Problem = Return every line of the material below without alteration, omitting the pictures from your reply.

::::::

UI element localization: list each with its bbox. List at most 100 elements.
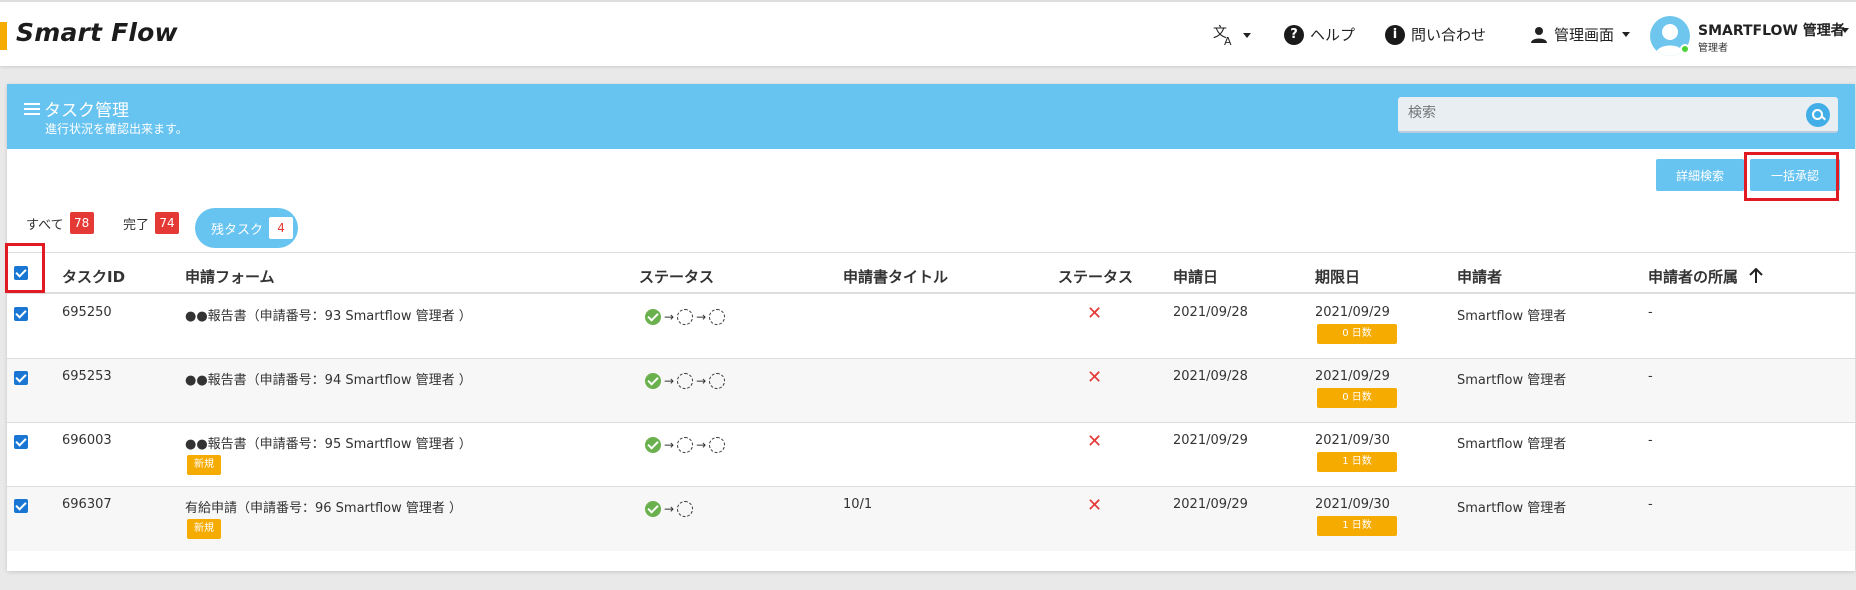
col-form[interactable]: 申請フォーム [185,266,275,287]
arrow-right-icon: → [696,374,707,388]
tab-remaining[interactable]: 残タスク 4 [195,208,298,248]
status-steps: → → [645,309,726,325]
days-badge: 1 日数 [1317,452,1397,472]
task-id: 696307 [62,497,112,512]
applied-date: 2021/09/28 [1173,369,1248,384]
new-tag: 新規 [187,455,221,475]
due-date: 2021/09/30 [1315,433,1390,448]
task-id: 695250 [62,305,112,320]
admin-menu[interactable]: 管理画面 [1530,24,1631,45]
detail-search-button[interactable]: 詳細検索 [1656,159,1744,191]
table-row[interactable]: 696003 ●●報告書（申請番号：95 Smartflow 管理者 ） 新規 … [7,423,1855,487]
search-input[interactable] [1408,105,1788,121]
applicant: Smartflow 管理者 [1457,373,1567,388]
arrow-right-icon: → [664,310,675,324]
arrow-right-icon: → [696,438,707,452]
contact-link[interactable]: i 問い合わせ [1385,24,1486,45]
search-icon[interactable] [1806,103,1830,127]
step-done-icon [645,501,661,517]
department: - [1648,433,1653,448]
row-checkbox[interactable] [14,499,28,513]
help-icon: ? [1284,24,1304,45]
help-link[interactable]: ? ヘルプ [1284,24,1355,45]
table-row[interactable]: 696307 有給申請（申請番号：96 Smartflow 管理者 ） 新規 →… [7,487,1855,551]
table-row[interactable]: 695250 ●●報告書（申請番号：93 Smartflow 管理者 ） → →… [7,295,1855,359]
step-done-icon [645,437,661,453]
sort-asc-icon[interactable] [1749,267,1763,284]
due-date: 2021/09/29 [1315,369,1390,384]
top-navbar: Smart Flow 文 A ? ヘルプ i 問い合わせ 管理画面 SMARTF… [0,0,1856,66]
tab-remaining-count: 4 [269,217,294,239]
list-icon [24,102,40,115]
step-pending-icon [677,309,694,325]
step-done-icon [645,373,661,389]
form-name[interactable]: ●●報告書（申請番号：95 Smartflow 管理者 ） [185,433,472,452]
step-pending-icon [677,437,694,453]
days-badge: 0 日数 [1317,388,1397,408]
days-badge: 1 日数 [1317,516,1397,536]
person-icon [1531,26,1547,43]
logo-accent [0,22,7,50]
due-date: 2021/09/30 [1315,497,1390,512]
col-department[interactable]: 申請者の所属 [1648,266,1763,287]
applicant: Smartflow 管理者 [1457,309,1567,324]
svg-text:A: A [1224,35,1232,46]
col-due-date[interactable]: 期限日 [1315,266,1360,287]
app-logo[interactable]: Smart Flow [16,18,178,47]
table-header: タスクID 申請フォーム ステータス 申請書タイトル ステータス 申請日 期限日… [7,252,1855,294]
col-status-2[interactable]: ステータス [1058,266,1133,287]
form-name[interactable]: 有給申請（申請番号：96 Smartflow 管理者 ） [185,497,462,516]
applied-date: 2021/09/29 [1173,433,1248,448]
new-tag: 新規 [187,519,221,539]
tab-done-count: 74 [155,212,180,234]
close-icon: ✕ [1087,495,1103,516]
step-done-icon [645,309,661,325]
form-name[interactable]: ●●報告書（申請番号：94 Smartflow 管理者 ） [185,369,472,388]
applied-date: 2021/09/28 [1173,305,1248,320]
col-applied-date[interactable]: 申請日 [1173,266,1218,287]
chevron-down-icon [1622,32,1631,37]
chevron-down-icon [1243,32,1251,38]
col-department-label: 申請者の所属 [1648,268,1739,286]
tab-done[interactable]: 完了 74 [123,212,180,234]
task-id: 696003 [62,433,112,448]
language-menu[interactable]: 文 A [1213,24,1251,46]
close-icon: ✕ [1087,431,1103,452]
contact-label: 問い合わせ [1411,26,1487,44]
tab-all[interactable]: すべて 78 [26,212,94,234]
user-name[interactable]: SMARTFLOW 管理者 [1698,20,1845,40]
tab-all-label: すべて [26,217,64,233]
step-pending-icon [677,501,694,517]
applied-date: 2021/09/29 [1173,497,1248,512]
page-title-text: タスク管理 [44,101,129,121]
department: - [1648,305,1653,320]
applicant: Smartflow 管理者 [1457,501,1567,516]
row-checkbox[interactable] [14,307,28,321]
search-box [1398,97,1838,133]
form-name[interactable]: ●●報告書（申請番号：93 Smartflow 管理者 ） [185,305,472,324]
status-steps: → [645,501,694,517]
status-steps: → → [645,437,726,453]
department: - [1648,497,1653,512]
step-pending-icon [677,373,694,389]
days-badge: 0 日数 [1317,324,1397,344]
row-checkbox[interactable] [14,371,28,385]
translate-icon: 文 A [1213,25,1232,46]
step-pending-icon [709,437,726,453]
page-subtitle: 進行状況を確認出来ます。 [45,122,188,136]
card-header: タスク管理 進行状況を確認出来ます。 [7,84,1855,149]
user-role: 管理者 [1698,43,1728,54]
col-status[interactable]: ステータス [639,266,714,287]
arrow-right-icon: → [664,438,675,452]
table-row[interactable]: 695253 ●●報告書（申請番号：94 Smartflow 管理者 ） → →… [7,359,1855,423]
new-tag-wrap: 新規 [187,516,221,539]
col-task-id[interactable]: タスクID [62,266,125,287]
highlight-box-bulk-approve [1744,152,1839,201]
arrow-right-icon: → [696,310,707,324]
user-menu-chevron-icon[interactable] [1841,28,1849,33]
online-status-dot [1680,44,1690,54]
arrow-right-icon: → [664,502,675,516]
row-checkbox[interactable] [14,435,28,449]
col-applicant[interactable]: 申請者 [1457,266,1502,287]
col-doc-title[interactable]: 申請書タイトル [843,266,948,287]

::::::

Answer in full =
UI element localization: list each with its bbox. List at most 100 elements.
col-form[interactable]: 申請フォーム [185,266,275,287]
arrow-right-icon: → [696,374,707,388]
tab-remaining[interactable]: 残タスク 4 [195,208,298,248]
status-steps: → → [645,309,726,325]
days-badge: 1 日数 [1317,452,1397,472]
task-id: 696307 [62,497,112,512]
applied-date: 2021/09/28 [1173,369,1248,384]
new-tag: 新規 [187,455,221,475]
due-date: 2021/09/30 [1315,433,1390,448]
task-id: 695250 [62,305,112,320]
admin-menu[interactable]: 管理画面 [1530,24,1631,45]
detail-search-button[interactable]: 詳細検索 [1656,159,1744,191]
table-row[interactable]: 696003 ●●報告書（申請番号：95 Smartflow 管理者 ） 新規 … [7,423,1855,487]
search-input[interactable] [1408,105,1788,121]
applicant: Smartflow 管理者 [1457,373,1567,388]
arrow-right-icon: → [664,310,675,324]
arrow-right-icon: → [696,438,707,452]
contact-link[interactable]: i 問い合わせ [1385,24,1486,45]
search-icon[interactable] [1806,103,1830,127]
step-done-icon [645,501,661,517]
department: - [1648,433,1653,448]
row-checkbox[interactable] [14,499,28,513]
help-icon: ? [1284,24,1304,45]
help-link[interactable]: ? ヘルプ [1284,24,1355,45]
table-row[interactable]: 696307 有給申請（申請番号：96 Smartflow 管理者 ） 新規 →… [7,487,1855,551]
table-row[interactable]: 695250 ●●報告書（申請番号：93 Smartflow 管理者 ） → →… [7,295,1855,359]
step-done-icon [645,437,661,453]
sort-asc-icon[interactable] [1749,267,1763,284]
due-date: 2021/09/29 [1315,369,1390,384]
top-navbar: Smart Flow 文 A ? ヘルプ i 問い合わせ 管理画面 SMARTF… [0,0,1856,66]
tab-remaining-count: 4 [269,217,294,239]
list-icon [24,102,40,115]
step-pending-icon [677,309,694,325]
step-done-icon [645,373,661,389]
form-name[interactable]: ●●報告書（申請番号：95 Smartflow 管理者 ） [185,433,472,452]
step-pending-icon [677,437,694,453]
days-badge: 0 日数 [1317,388,1397,408]
days-badge: 1 日数 [1317,516,1397,536]
person-icon [1531,26,1547,43]
logo-accent [0,22,7,50]
due-date: 2021/09/30 [1315,497,1390,512]
col-department[interactable]: 申請者の所属 [1648,266,1763,287]
applicant: Smartflow 管理者 [1457,309,1567,324]
svg-text:A: A [1224,35,1232,46]
col-due-date[interactable]: 期限日 [1315,266,1360,287]
app-logo[interactable]: Smart Flow [16,18,178,47]
table-header: タスクID 申請フォーム ステータス 申請書タイトル ステータス 申請日 期限日… [7,252,1855,294]
col-status-2[interactable]: ステータス [1058,266,1133,287]
form-name[interactable]: 有給申請（申請番号：96 Smartflow 管理者 ） [185,497,462,516]
applied-date: 2021/09/29 [1173,433,1248,448]
new-tag: 新規 [187,519,221,539]
tab-done-count: 74 [155,212,180,234]
close-icon: ✕ [1087,495,1103,516]
step-done-icon [645,309,661,325]
form-name[interactable]: ●●報告書（申請番号：94 Smartflow 管理者 ） [185,369,472,388]
applied-date: 2021/09/28 [1173,305,1248,320]
col-applied-date[interactable]: 申請日 [1173,266,1218,287]
chevron-down-icon [1622,32,1631,37]
chevron-down-icon [1243,32,1251,38]
col-department-label: 申請者の所属 [1648,268,1739,286]
tab-done[interactable]: 完了 74 [123,212,180,234]
task-id: 696003 [62,433,112,448]
language-menu[interactable]: 文 A [1213,24,1251,46]
close-icon: ✕ [1087,431,1103,452]
contact-label: 問い合わせ [1411,26,1487,44]
tab-all[interactable]: すべて 78 [26,212,94,234]
user-name[interactable]: SMARTFLOW 管理者 [1698,20,1845,40]
tab-all-label: すべて [26,217,64,233]
step-pending-icon [677,501,694,517]
applied-date: 2021/09/29 [1173,497,1248,512]
page-title-text: タスク管理 [44,101,129,121]
department: - [1648,305,1653,320]
applicant: Smartflow 管理者 [1457,501,1567,516]
row-checkbox[interactable] [14,307,28,321]
search-box [1398,97,1838,133]
form-name[interactable]: ●●報告書（申請番号：93 Smartflow 管理者 ） [185,305,472,324]
status-steps: → [645,501,694,517]
status-steps: → → [645,437,726,453]
department: - [1648,497,1653,512]
step-pending-icon [677,373,694,389]
days-badge: 0 日数 [1317,324,1397,344]
row-checkbox[interactable] [14,371,28,385]
translate-icon: 文 A [1213,25,1232,46]
step-pending-icon [709,437,726,453]
page-subtitle: 進行状況を確認出来ます。 [45,122,188,136]
card-header: タスク管理 進行状況を確認出来ます。 [7,84,1855,149]
user-role: 管理者 [1698,43,1728,54]
col-status[interactable]: ステータス [639,266,714,287]
arrow-right-icon: → [664,438,675,452]
table-row[interactable]: 695253 ●●報告書（申請番号：94 Smartflow 管理者 ） → →… [7,359,1855,423]
new-tag-wrap: 新規 [187,516,221,539]
col-task-id[interactable]: タスクID [62,266,125,287]
highlight-box-bulk-approve [1744,152,1839,201]
arrow-right-icon: → [696,310,707,324]
user-menu-chevron-icon[interactable] [1841,28,1849,33]
online-status-dot [1680,44,1690,54]
arrow-right-icon: → [664,502,675,516]
row-checkbox[interactable] [14,435,28,449]
col-applicant[interactable]: 申請者 [1457,266,1502,287]
col-doc-title[interactable]: 申請書タイトル [843,266,948,287]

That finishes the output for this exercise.